◆ **Work to be completed**
Every line with the word "icon" in it should be extracted from the data that follows.

◆ **Material provided**
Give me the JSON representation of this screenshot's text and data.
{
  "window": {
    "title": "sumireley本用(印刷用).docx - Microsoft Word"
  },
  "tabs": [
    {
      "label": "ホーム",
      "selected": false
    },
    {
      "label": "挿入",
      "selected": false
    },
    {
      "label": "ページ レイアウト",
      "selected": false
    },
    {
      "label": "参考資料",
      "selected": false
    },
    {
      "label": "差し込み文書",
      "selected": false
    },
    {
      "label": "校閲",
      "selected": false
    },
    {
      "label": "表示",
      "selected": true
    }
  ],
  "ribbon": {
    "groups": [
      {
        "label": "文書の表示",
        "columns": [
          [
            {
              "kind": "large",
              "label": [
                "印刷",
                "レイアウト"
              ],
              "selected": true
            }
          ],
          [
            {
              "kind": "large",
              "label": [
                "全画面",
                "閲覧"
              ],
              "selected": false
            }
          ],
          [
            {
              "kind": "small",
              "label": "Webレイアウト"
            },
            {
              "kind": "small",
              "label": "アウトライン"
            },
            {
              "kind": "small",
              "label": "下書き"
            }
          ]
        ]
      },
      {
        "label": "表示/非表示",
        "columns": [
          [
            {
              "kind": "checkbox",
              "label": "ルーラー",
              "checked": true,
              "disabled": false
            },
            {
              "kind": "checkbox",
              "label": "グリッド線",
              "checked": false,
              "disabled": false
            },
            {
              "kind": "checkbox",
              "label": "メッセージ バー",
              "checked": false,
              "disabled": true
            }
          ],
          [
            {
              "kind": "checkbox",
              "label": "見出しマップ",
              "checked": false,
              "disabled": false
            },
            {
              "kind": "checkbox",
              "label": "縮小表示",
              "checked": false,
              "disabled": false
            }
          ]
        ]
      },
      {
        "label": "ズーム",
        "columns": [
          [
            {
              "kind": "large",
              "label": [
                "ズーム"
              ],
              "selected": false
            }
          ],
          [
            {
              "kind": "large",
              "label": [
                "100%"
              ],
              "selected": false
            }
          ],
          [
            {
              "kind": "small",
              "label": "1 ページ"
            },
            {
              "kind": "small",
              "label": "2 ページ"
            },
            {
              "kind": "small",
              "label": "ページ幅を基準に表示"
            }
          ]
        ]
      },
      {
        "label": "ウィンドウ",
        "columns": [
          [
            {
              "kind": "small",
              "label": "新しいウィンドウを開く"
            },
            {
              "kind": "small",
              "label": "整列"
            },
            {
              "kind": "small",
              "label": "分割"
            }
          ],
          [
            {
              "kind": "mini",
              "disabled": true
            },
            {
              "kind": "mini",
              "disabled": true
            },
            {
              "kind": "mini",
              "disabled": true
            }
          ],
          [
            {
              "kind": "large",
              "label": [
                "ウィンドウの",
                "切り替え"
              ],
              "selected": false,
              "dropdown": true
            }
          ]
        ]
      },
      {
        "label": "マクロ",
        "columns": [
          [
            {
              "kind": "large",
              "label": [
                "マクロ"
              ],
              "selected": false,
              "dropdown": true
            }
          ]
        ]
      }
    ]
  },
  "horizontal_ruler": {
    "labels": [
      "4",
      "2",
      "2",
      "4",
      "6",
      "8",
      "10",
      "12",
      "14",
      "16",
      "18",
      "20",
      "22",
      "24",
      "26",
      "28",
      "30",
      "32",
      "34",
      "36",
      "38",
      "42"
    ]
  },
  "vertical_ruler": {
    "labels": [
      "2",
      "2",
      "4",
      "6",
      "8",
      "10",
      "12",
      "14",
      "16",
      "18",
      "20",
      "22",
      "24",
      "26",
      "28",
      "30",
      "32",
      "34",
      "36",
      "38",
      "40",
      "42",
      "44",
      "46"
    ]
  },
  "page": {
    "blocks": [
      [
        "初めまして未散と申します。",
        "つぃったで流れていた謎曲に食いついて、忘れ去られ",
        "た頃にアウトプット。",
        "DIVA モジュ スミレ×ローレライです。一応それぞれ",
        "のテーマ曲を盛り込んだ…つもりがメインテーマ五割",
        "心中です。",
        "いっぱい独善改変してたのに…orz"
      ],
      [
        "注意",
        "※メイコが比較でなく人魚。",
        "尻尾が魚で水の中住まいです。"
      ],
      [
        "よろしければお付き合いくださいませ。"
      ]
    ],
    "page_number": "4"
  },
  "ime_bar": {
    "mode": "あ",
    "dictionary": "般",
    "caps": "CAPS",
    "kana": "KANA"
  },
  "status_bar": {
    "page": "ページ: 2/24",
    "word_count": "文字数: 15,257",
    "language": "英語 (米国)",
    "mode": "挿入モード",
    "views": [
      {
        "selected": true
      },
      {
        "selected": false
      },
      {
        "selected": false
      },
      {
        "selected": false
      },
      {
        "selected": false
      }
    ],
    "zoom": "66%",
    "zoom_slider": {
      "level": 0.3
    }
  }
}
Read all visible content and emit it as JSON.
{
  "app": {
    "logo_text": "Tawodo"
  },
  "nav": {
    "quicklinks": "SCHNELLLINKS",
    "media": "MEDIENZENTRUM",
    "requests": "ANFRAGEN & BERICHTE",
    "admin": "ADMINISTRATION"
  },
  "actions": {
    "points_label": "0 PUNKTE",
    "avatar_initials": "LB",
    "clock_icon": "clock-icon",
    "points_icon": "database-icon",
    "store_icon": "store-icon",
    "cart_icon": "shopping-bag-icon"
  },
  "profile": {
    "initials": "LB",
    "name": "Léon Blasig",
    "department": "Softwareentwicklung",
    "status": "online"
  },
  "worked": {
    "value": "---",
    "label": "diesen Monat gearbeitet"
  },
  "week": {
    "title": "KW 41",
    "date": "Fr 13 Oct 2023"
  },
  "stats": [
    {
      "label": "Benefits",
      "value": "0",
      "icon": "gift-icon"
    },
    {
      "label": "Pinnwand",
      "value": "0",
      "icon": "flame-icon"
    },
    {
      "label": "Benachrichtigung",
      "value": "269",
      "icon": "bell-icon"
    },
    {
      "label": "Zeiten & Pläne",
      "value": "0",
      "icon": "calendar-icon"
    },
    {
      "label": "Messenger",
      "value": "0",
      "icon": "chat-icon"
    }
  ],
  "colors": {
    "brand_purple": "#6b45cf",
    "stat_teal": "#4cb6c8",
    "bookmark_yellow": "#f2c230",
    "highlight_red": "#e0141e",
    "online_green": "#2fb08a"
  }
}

◆ **Response**
    "clock_icon": "clock-icon",
    "points_icon": "database-icon",
    "store_icon": "store-icon",
    "cart_icon": "shopping-bag-icon"
      "icon": "gift-icon"
      "icon": "flame-icon"
      "icon": "bell-icon"
      "icon": "calendar-icon"
      "icon": "chat-icon"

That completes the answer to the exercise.